GIVEN INSTRUCTION — Can you render the lines from the one containing "Itemize the components" through the one containing "y-axis: 0 400" as a JSON list of strings, one string per line, with blank lines left out?

STORED DATA —

============================================================

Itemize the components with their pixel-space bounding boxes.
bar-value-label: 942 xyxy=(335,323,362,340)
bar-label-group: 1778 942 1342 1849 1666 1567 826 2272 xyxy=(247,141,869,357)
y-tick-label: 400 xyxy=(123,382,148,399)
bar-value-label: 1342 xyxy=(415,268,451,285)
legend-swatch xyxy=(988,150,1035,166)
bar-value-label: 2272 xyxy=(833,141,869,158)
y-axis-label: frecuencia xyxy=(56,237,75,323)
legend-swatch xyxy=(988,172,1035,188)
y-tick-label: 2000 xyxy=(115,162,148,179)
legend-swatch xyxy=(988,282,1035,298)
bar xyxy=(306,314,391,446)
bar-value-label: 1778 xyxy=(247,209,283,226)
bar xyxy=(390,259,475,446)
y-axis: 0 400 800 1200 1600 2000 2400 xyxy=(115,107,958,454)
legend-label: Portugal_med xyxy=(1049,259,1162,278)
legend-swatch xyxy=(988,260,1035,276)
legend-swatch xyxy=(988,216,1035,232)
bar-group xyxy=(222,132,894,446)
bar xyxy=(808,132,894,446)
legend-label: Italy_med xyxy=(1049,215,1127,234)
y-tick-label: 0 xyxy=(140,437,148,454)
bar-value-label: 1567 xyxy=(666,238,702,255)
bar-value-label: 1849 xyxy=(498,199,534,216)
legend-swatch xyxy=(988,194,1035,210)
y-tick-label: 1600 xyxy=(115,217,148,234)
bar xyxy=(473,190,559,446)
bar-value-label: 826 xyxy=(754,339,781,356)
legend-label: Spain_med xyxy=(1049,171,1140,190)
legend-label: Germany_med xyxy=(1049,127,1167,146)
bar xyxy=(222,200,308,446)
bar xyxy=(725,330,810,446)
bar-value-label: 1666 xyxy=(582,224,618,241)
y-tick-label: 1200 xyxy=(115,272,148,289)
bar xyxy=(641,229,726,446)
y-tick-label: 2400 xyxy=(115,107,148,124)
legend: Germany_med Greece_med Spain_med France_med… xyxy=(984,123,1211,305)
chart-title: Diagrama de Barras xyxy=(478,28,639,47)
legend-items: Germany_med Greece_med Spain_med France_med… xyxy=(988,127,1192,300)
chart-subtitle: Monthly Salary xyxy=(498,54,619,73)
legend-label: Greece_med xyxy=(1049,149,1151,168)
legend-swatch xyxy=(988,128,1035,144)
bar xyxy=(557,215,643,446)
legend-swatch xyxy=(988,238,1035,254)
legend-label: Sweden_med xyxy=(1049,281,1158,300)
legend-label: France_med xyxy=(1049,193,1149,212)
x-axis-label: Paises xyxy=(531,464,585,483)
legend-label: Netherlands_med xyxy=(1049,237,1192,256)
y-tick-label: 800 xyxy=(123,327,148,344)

============================================================

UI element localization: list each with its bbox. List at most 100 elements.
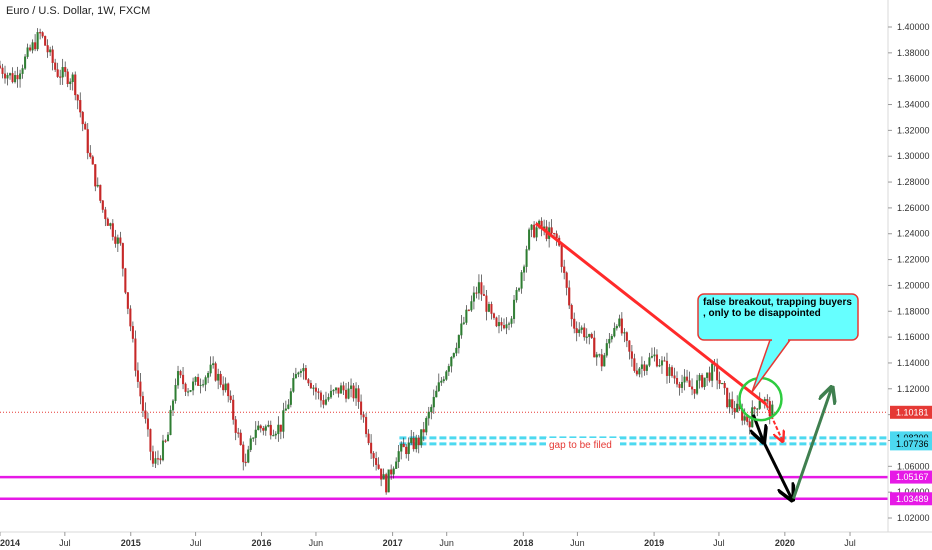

============================================================

ANSWER —
[
  "Itemize the components with their pixel-space bounding boxes.",
  "bar-value-label: 942 xyxy=(335,323,362,340)",
  "bar-label-group: 1778 942 1342 1849 1666 1567 826 2272 xyxy=(247,141,869,357)",
  "y-tick-label: 400 xyxy=(123,382,148,399)",
  "bar-value-label: 1342 xyxy=(415,268,451,285)",
  "legend-swatch xyxy=(988,150,1035,166)",
  "bar-value-label: 2272 xyxy=(833,141,869,158)",
  "y-axis-label: frecuencia xyxy=(56,237,75,323)",
  "legend-swatch xyxy=(988,172,1035,188)",
  "y-tick-label: 2000 xyxy=(115,162,148,179)",
  "legend-swatch xyxy=(988,282,1035,298)",
  "bar xyxy=(306,314,391,446)",
  "bar-value-label: 1778 xyxy=(247,209,283,226)",
  "bar xyxy=(390,259,475,446)",
  "y-axis: 0 400 800 1200 1600 2000 2400 xyxy=(115,107,958,454)"
]